DIRECTION. Transcribe the whole listing below without changing a word, but leave out every image.

DATA FOR THE TASK.
■ ■ ■ ■ ■
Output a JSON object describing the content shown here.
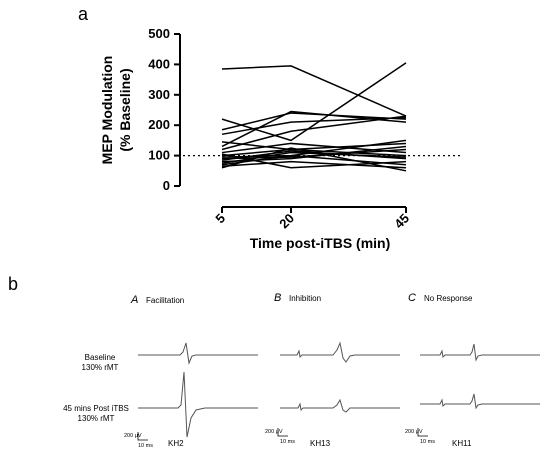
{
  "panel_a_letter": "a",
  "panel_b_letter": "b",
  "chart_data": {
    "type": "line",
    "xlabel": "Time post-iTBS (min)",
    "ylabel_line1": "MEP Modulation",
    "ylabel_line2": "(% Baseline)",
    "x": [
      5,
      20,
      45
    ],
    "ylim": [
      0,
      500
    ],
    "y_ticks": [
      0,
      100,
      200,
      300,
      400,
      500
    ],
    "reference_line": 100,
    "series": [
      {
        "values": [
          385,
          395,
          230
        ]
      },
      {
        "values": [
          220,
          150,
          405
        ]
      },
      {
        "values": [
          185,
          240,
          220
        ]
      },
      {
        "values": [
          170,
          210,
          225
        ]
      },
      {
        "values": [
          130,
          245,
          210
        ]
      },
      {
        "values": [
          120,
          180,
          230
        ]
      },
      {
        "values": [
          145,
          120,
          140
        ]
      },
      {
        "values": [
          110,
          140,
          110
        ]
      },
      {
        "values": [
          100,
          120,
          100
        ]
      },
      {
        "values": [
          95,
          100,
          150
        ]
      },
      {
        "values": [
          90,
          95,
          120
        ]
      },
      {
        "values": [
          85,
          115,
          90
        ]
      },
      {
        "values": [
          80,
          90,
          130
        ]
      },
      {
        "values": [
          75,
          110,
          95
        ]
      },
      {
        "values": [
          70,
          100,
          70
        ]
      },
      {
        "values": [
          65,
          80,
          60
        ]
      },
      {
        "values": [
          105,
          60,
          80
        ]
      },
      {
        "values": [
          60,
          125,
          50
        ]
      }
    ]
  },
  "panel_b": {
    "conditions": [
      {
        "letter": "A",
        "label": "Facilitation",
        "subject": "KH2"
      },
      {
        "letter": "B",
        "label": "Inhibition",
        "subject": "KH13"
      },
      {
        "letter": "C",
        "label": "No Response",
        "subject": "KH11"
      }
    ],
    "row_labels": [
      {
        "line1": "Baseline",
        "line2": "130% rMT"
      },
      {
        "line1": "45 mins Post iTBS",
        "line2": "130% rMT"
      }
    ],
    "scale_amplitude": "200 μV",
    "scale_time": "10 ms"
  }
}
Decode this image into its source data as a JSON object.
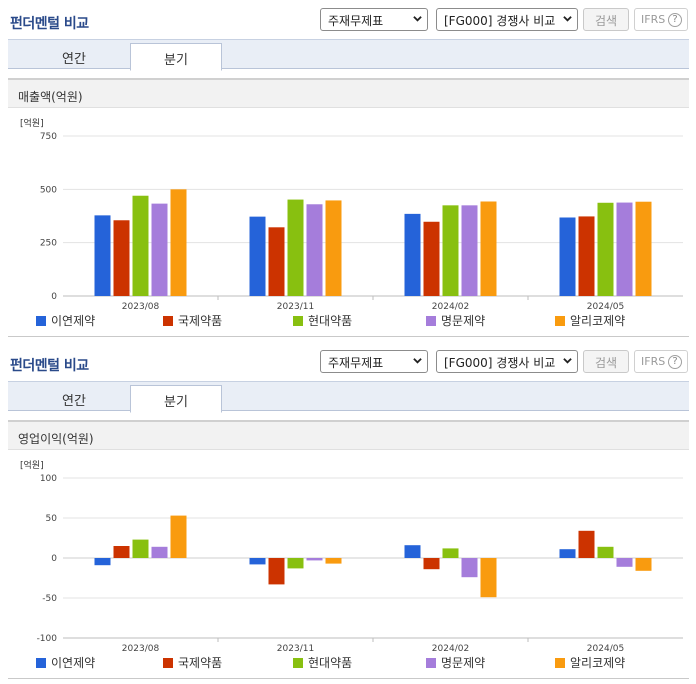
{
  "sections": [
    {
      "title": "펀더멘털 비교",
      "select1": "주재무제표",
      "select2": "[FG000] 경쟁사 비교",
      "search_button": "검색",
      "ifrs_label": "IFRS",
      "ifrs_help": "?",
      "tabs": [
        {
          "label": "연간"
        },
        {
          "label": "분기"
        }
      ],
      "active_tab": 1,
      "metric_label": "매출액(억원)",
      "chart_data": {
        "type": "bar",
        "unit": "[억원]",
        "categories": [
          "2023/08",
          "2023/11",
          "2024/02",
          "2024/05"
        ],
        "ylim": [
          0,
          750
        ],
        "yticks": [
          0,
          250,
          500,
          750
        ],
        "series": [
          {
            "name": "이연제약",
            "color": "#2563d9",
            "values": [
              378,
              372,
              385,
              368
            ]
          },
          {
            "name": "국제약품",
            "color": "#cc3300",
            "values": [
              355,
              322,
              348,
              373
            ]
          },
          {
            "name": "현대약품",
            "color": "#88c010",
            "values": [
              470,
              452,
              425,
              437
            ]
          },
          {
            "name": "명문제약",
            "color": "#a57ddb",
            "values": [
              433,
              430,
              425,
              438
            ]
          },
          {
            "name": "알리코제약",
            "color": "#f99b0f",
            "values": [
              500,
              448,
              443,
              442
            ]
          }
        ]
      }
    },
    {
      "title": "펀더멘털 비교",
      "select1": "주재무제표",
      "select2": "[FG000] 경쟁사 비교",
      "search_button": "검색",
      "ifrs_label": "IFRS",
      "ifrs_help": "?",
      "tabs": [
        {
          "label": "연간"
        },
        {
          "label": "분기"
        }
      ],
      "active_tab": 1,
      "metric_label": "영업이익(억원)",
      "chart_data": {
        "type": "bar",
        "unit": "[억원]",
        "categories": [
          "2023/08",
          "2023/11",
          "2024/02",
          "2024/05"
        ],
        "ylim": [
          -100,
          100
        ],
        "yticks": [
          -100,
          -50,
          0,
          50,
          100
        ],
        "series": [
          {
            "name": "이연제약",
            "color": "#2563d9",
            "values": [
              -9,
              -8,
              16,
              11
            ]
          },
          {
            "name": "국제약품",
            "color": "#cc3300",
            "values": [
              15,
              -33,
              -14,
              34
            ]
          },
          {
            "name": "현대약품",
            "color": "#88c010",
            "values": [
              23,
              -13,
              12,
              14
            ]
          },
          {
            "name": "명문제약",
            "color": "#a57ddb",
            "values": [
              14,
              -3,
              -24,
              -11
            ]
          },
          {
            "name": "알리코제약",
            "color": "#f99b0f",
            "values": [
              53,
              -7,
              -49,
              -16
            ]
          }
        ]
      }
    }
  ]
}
■ ■ ■ ■ ■
COMPLETE RESPONSE.
Output a JSON object describing the content shown here.
{
  "panel_a_letter": "a",
  "panel_b_letter": "b",
  "chart_data": {
    "type": "line",
    "xlabel": "Time post-iTBS (min)",
    "ylabel_line1": "MEP Modulation",
    "ylabel_line2": "(% Baseline)",
    "x": [
      5,
      20,
      45
    ],
    "ylim": [
      0,
      500
    ],
    "y_ticks": [
      0,
      100,
      200,
      300,
      400,
      500
    ],
    "reference_line": 100,
    "series": [
      {
        "values": [
          385,
          395,
          230
        ]
      },
      {
        "values": [
          220,
          150,
          405
        ]
      },
      {
        "values": [
          185,
          240,
          220
        ]
      },
      {
        "values": [
          170,
          210,
          225
        ]
      },
      {
        "values": [
          130,
          245,
          210
        ]
      },
      {
        "values": [
          120,
          180,
          230
        ]
      },
      {
        "values": [
          145,
          120,
          140
        ]
      },
      {
        "values": [
          110,
          140,
          110
        ]
      },
      {
        "values": [
          100,
          120,
          100
        ]
      },
      {
        "values": [
          95,
          100,
          150
        ]
      },
      {
        "values": [
          90,
          95,
          120
        ]
      },
      {
        "values": [
          85,
          115,
          90
        ]
      },
      {
        "values": [
          80,
          90,
          130
        ]
      },
      {
        "values": [
          75,
          110,
          95
        ]
      },
      {
        "values": [
          70,
          100,
          70
        ]
      },
      {
        "values": [
          65,
          80,
          60
        ]
      },
      {
        "values": [
          105,
          60,
          80
        ]
      },
      {
        "values": [
          60,
          125,
          50
        ]
      }
    ]
  },
  "panel_b": {
    "conditions": [
      {
        "letter": "A",
        "label": "Facilitation",
        "subject": "KH2"
      },
      {
        "letter": "B",
        "label": "Inhibition",
        "subject": "KH13"
      },
      {
        "letter": "C",
        "label": "No Response",
        "subject": "KH11"
      }
    ],
    "row_labels": [
      {
        "line1": "Baseline",
        "line2": "130% rMT"
      },
      {
        "line1": "45 mins Post iTBS",
        "line2": "130% rMT"
      }
    ],
    "scale_amplitude": "200 μV",
    "scale_time": "10 ms"
  }
}
Decode this image into its source data as a JSON object.
{
  "sections": [
    {
      "title": "펀더멘털 비교",
      "select1": "주재무제표",
      "select2": "[FG000] 경쟁사 비교",
      "search_button": "검색",
      "ifrs_label": "IFRS",
      "ifrs_help": "?",
      "tabs": [
        {
          "label": "연간"
        },
        {
          "label": "분기"
        }
      ],
      "active_tab": 1,
      "metric_label": "매출액(억원)",
      "chart_data": {
        "type": "bar",
        "unit": "[억원]",
        "categories": [
          "2023/08",
          "2023/11",
          "2024/02",
          "2024/05"
        ],
        "ylim": [
          0,
          750
        ],
        "yticks": [
          0,
          250,
          500,
          750
        ],
        "series": [
          {
            "name": "이연제약",
            "color": "#2563d9",
            "values": [
              378,
              372,
              385,
              368
            ]
          },
          {
            "name": "국제약품",
            "color": "#cc3300",
            "values": [
              355,
              322,
              348,
              373
            ]
          },
          {
            "name": "현대약품",
            "color": "#88c010",
            "values": [
              470,
              452,
              425,
              437
            ]
          },
          {
            "name": "명문제약",
            "color": "#a57ddb",
            "values": [
              433,
              430,
              425,
              438
            ]
          },
          {
            "name": "알리코제약",
            "color": "#f99b0f",
            "values": [
              500,
              448,
              443,
              442
            ]
          }
        ]
      }
    },
    {
      "title": "펀더멘털 비교",
      "select1": "주재무제표",
      "select2": "[FG000] 경쟁사 비교",
      "search_button": "검색",
      "ifrs_label": "IFRS",
      "ifrs_help": "?",
      "tabs": [
        {
          "label": "연간"
        },
        {
          "label": "분기"
        }
      ],
      "active_tab": 1,
      "metric_label": "영업이익(억원)",
      "chart_data": {
        "type": "bar",
        "unit": "[억원]",
        "categories": [
          "2023/08",
          "2023/11",
          "2024/02",
          "2024/05"
        ],
        "ylim": [
          -100,
          100
        ],
        "yticks": [
          -100,
          -50,
          0,
          50,
          100
        ],
        "series": [
          {
            "name": "이연제약",
            "color": "#2563d9",
            "values": [
              -9,
              -8,
              16,
              11
            ]
          },
          {
            "name": "국제약품",
            "color": "#cc3300",
            "values": [
              15,
              -33,
              -14,
              34
            ]
          },
          {
            "name": "현대약품",
            "color": "#88c010",
            "values": [
              23,
              -13,
              12,
              14
            ]
          },
          {
            "name": "명문제약",
            "color": "#a57ddb",
            "values": [
              14,
              -3,
              -24,
              -11
            ]
          },
          {
            "name": "알리코제약",
            "color": "#f99b0f",
            "values": [
              53,
              -7,
              -49,
              -16
            ]
          }
        ]
      }
    }
  ]
}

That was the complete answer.